## Required task
Report the number of lines where the string "values" occurs, and write nothing else.

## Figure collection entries
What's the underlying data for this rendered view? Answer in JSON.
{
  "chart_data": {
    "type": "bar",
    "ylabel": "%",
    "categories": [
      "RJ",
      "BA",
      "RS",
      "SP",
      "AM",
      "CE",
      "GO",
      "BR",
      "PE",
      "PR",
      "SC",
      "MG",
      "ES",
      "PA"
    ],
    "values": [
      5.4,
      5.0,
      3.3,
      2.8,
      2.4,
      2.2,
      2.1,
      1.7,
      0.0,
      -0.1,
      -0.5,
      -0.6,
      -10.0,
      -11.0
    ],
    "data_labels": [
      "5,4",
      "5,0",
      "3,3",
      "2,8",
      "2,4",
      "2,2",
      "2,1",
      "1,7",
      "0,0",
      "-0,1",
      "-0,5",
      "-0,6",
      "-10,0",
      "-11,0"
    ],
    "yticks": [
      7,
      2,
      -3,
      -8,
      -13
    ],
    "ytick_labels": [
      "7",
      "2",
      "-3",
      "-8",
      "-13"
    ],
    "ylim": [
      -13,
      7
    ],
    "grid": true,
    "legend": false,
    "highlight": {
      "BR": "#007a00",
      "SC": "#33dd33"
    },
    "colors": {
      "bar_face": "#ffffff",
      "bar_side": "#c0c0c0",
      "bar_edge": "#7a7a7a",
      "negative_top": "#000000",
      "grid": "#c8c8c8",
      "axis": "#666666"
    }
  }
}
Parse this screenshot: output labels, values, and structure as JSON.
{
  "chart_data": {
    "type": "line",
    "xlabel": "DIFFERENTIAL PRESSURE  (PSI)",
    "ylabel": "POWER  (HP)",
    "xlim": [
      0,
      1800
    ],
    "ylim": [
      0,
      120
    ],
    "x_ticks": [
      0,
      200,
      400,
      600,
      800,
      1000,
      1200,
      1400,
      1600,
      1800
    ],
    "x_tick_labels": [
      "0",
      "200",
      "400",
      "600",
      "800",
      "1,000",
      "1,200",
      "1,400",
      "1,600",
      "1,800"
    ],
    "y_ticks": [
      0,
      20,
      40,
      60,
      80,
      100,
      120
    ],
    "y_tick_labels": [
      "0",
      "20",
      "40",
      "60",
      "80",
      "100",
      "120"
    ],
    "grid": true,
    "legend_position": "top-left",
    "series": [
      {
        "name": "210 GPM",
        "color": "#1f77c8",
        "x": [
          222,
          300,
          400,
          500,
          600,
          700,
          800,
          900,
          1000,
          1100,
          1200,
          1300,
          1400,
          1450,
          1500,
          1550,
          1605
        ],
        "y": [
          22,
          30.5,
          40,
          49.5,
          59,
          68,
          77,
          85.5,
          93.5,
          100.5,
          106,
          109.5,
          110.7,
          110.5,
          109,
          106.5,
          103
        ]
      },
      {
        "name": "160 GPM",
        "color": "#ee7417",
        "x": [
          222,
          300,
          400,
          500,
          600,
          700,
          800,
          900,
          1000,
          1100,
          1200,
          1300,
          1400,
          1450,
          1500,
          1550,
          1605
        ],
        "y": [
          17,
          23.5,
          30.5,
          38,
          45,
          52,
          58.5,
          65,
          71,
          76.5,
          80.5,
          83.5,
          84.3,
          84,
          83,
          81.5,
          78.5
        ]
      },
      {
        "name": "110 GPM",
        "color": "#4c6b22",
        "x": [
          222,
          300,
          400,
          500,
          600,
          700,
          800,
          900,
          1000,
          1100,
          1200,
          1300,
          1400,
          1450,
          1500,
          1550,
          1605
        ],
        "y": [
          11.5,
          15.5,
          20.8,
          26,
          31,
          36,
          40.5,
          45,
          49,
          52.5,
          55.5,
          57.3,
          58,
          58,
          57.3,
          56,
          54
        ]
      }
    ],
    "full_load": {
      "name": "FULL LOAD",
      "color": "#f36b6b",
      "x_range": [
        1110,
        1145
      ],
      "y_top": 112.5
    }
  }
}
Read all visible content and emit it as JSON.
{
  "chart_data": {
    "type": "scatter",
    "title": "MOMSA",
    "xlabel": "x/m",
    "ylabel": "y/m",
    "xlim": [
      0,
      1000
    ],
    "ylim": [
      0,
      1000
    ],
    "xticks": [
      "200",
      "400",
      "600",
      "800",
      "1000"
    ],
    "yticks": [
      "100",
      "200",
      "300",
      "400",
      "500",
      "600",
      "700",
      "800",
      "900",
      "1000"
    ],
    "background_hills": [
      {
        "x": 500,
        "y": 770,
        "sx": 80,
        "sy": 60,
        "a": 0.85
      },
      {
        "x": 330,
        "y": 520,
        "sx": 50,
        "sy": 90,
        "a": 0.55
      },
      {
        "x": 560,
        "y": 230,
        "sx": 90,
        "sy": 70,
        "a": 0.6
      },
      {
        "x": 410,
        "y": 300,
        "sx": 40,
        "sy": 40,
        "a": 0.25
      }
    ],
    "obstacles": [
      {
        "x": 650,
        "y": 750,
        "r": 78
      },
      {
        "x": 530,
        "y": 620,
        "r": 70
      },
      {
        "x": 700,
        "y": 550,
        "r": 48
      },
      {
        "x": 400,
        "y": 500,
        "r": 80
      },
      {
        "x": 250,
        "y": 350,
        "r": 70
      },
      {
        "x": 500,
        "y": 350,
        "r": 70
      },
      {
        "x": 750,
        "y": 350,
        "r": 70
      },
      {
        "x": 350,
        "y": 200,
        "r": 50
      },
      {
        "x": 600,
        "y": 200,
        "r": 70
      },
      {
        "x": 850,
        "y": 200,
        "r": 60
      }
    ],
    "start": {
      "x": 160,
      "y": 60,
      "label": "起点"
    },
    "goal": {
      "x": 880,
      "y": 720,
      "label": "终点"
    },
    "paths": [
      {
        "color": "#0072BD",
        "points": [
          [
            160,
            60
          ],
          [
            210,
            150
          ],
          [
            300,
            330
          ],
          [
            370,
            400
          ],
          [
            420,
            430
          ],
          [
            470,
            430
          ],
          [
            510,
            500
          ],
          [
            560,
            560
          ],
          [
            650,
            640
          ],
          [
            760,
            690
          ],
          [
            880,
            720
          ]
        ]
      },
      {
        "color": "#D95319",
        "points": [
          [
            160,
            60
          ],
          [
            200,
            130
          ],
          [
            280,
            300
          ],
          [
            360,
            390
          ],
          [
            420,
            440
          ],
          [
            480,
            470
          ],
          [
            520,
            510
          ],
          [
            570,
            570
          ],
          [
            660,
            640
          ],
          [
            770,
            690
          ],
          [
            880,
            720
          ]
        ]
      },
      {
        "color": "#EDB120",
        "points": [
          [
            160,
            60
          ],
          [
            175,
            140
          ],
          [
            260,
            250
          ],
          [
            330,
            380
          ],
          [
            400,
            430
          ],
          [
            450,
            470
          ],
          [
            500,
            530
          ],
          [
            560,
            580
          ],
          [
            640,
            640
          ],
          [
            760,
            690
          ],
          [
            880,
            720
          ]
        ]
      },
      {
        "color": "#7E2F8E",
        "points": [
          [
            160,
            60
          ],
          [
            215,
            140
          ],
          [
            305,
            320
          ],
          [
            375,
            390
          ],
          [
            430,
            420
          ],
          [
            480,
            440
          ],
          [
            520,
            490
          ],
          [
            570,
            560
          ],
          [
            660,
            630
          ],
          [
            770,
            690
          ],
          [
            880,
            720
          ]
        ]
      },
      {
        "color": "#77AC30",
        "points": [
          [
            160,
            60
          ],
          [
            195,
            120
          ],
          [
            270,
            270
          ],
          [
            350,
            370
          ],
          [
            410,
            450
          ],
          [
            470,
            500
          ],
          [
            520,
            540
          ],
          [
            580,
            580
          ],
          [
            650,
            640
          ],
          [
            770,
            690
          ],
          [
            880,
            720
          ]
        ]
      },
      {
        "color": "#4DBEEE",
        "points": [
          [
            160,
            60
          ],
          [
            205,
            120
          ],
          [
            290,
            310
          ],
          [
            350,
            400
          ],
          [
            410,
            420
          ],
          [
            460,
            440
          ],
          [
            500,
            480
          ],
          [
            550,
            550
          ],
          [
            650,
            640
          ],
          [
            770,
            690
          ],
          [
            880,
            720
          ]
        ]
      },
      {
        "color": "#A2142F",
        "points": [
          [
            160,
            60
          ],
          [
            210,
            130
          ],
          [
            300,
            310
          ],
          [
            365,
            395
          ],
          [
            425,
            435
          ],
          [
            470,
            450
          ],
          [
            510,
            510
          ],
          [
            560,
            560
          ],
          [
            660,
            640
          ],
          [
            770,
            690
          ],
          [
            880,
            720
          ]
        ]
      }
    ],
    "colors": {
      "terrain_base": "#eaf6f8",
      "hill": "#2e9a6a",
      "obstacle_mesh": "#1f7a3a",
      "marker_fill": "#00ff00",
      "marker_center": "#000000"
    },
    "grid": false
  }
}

## Answer to the exercise
2